▶ WRITTEN REQUEST: Below are some records. Copy every line in them that holds "liệu".

-- BEGIN DATA FOR PROCESSING --

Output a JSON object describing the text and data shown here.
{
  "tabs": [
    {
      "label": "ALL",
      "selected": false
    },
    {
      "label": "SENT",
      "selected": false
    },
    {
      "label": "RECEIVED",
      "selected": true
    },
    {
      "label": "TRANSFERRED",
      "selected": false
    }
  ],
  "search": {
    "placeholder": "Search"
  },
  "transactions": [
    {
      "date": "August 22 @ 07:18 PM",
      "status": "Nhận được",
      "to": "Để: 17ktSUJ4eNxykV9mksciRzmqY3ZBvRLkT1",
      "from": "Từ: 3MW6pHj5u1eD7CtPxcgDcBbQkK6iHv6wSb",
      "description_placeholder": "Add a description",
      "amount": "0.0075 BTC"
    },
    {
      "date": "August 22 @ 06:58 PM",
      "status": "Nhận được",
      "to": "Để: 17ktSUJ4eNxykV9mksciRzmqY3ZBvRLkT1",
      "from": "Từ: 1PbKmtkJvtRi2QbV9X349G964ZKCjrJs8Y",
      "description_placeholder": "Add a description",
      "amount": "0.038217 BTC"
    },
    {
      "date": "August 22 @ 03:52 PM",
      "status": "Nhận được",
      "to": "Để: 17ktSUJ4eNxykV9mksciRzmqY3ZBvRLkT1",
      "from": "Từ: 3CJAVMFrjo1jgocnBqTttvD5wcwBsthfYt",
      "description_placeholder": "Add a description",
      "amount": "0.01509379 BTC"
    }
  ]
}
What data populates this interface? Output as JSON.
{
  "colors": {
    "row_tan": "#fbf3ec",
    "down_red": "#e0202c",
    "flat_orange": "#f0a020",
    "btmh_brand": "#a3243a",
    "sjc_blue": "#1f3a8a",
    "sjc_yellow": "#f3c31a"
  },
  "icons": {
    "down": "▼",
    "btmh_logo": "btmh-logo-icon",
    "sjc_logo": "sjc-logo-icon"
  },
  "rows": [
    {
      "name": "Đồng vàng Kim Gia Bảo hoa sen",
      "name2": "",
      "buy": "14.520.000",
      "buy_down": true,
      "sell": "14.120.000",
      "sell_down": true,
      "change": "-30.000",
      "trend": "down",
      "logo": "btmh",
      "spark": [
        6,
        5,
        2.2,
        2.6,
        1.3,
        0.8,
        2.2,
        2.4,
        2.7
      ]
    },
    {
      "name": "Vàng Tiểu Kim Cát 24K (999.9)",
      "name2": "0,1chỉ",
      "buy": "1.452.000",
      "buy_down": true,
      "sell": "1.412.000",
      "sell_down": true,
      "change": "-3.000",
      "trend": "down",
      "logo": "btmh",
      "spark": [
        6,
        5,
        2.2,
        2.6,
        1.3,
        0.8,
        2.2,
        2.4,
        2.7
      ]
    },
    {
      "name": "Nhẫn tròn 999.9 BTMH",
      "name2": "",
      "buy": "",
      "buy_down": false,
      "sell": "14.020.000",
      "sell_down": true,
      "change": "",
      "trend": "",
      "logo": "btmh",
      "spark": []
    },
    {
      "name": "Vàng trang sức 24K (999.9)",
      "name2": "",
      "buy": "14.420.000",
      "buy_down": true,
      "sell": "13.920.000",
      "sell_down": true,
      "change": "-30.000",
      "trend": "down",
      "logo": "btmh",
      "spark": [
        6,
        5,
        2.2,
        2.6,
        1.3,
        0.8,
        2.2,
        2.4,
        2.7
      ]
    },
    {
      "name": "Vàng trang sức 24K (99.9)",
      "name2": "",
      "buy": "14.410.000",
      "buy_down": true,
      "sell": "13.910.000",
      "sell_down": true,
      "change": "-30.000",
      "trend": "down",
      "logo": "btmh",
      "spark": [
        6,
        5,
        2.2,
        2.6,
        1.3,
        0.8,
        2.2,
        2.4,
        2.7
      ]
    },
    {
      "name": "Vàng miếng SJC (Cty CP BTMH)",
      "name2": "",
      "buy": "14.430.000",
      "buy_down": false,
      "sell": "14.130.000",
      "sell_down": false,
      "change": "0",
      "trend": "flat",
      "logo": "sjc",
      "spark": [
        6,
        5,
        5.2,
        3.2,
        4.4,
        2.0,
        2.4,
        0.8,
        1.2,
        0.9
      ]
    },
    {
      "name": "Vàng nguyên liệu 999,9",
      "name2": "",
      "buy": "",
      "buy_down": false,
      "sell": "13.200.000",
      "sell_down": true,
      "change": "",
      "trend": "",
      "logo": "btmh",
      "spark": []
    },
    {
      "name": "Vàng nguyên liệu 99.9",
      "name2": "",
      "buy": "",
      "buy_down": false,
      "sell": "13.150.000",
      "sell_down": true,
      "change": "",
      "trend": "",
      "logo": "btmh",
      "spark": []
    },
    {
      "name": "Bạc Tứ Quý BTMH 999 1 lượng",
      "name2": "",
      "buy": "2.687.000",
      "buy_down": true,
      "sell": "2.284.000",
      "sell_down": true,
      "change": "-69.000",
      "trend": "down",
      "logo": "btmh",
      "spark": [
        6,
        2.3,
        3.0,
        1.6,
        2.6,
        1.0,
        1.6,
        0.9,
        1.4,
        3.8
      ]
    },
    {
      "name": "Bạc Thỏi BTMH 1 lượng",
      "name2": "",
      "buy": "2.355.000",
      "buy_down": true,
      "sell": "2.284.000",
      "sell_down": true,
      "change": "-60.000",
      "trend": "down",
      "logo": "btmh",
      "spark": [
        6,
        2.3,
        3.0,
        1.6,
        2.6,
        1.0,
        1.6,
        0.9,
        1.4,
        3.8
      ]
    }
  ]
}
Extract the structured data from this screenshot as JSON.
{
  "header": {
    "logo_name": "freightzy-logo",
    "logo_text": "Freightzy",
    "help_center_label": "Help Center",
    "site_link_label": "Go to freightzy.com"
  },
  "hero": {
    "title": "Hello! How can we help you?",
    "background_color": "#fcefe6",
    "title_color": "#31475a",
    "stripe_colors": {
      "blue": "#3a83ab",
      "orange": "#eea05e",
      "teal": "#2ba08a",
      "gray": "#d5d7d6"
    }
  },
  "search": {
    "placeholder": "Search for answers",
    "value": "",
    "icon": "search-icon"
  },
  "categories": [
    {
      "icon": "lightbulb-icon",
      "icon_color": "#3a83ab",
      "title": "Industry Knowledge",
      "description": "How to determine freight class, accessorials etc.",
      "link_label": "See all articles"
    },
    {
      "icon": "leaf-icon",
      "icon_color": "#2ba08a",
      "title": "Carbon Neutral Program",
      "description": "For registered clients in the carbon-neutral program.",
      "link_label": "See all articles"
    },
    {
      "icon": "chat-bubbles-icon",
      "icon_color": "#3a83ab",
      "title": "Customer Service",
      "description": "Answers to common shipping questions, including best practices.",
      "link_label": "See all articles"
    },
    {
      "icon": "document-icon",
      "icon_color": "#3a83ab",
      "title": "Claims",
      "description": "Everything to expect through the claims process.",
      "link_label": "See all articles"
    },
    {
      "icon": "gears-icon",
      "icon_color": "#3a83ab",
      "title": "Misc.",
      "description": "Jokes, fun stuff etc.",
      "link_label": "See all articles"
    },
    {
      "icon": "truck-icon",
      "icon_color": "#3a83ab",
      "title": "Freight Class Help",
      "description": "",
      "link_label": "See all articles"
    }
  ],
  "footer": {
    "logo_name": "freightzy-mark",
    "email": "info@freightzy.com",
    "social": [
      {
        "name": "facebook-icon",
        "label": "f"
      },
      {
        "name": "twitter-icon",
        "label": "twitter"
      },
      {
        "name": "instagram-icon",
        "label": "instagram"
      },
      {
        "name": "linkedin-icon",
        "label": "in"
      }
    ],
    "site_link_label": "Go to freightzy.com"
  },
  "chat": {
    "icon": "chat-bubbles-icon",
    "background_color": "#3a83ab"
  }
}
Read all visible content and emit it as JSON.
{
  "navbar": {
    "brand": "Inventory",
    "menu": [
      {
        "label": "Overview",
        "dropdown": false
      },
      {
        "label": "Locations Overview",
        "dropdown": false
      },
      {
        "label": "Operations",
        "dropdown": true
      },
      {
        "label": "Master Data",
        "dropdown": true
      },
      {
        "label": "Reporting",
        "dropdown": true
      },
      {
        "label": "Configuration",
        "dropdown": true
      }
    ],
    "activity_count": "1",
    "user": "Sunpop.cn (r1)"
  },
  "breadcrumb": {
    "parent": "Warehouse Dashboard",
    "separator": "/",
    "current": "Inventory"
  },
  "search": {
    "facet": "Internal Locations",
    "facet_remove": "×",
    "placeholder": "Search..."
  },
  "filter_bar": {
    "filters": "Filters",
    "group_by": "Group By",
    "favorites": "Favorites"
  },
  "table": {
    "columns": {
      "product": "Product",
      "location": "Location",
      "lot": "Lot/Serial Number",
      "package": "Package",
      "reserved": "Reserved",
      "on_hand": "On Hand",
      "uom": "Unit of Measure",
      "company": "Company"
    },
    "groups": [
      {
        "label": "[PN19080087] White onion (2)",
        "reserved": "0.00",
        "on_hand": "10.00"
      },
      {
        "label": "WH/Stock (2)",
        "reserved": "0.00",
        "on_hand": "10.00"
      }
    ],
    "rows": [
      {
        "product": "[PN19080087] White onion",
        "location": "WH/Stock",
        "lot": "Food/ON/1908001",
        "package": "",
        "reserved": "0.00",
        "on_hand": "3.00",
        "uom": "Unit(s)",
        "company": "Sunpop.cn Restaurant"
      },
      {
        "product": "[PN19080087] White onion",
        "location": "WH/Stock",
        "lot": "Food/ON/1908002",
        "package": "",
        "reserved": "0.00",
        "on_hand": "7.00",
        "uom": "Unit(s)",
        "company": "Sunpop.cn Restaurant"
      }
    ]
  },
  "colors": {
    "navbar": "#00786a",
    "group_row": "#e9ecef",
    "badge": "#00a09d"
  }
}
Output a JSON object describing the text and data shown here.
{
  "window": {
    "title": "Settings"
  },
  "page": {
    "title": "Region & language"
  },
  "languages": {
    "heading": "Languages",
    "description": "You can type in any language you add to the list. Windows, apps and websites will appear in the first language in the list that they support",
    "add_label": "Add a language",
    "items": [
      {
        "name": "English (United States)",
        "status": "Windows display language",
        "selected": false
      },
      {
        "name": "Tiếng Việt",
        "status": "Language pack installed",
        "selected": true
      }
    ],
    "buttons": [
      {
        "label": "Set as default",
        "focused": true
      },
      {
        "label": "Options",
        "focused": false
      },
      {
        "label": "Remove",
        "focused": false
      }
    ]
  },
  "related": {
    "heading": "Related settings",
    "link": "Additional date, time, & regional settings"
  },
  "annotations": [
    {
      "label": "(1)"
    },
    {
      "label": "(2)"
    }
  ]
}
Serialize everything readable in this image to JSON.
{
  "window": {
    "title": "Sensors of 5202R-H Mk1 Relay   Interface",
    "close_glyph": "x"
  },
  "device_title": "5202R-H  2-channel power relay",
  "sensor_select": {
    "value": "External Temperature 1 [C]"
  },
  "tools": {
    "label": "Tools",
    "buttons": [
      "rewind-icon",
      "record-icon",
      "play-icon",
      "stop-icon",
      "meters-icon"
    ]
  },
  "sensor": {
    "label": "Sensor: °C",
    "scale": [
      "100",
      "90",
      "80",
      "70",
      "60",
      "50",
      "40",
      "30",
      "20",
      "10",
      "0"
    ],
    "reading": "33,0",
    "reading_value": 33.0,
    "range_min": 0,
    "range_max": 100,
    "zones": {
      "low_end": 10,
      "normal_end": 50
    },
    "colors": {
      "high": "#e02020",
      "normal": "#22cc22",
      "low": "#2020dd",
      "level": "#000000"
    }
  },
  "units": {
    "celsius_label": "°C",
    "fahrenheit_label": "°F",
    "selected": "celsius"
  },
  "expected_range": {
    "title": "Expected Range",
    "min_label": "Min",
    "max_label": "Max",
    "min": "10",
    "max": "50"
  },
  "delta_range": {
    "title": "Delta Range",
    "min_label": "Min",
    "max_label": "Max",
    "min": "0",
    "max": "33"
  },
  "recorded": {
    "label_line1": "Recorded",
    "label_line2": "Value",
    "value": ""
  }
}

-- END DATA FOR PROCESSING --

▶ SOLUTION TO THE PROBLEM:
      "name": "Vàng nguyên liệu 999,9",
      "name": "Vàng nguyên liệu 99.9",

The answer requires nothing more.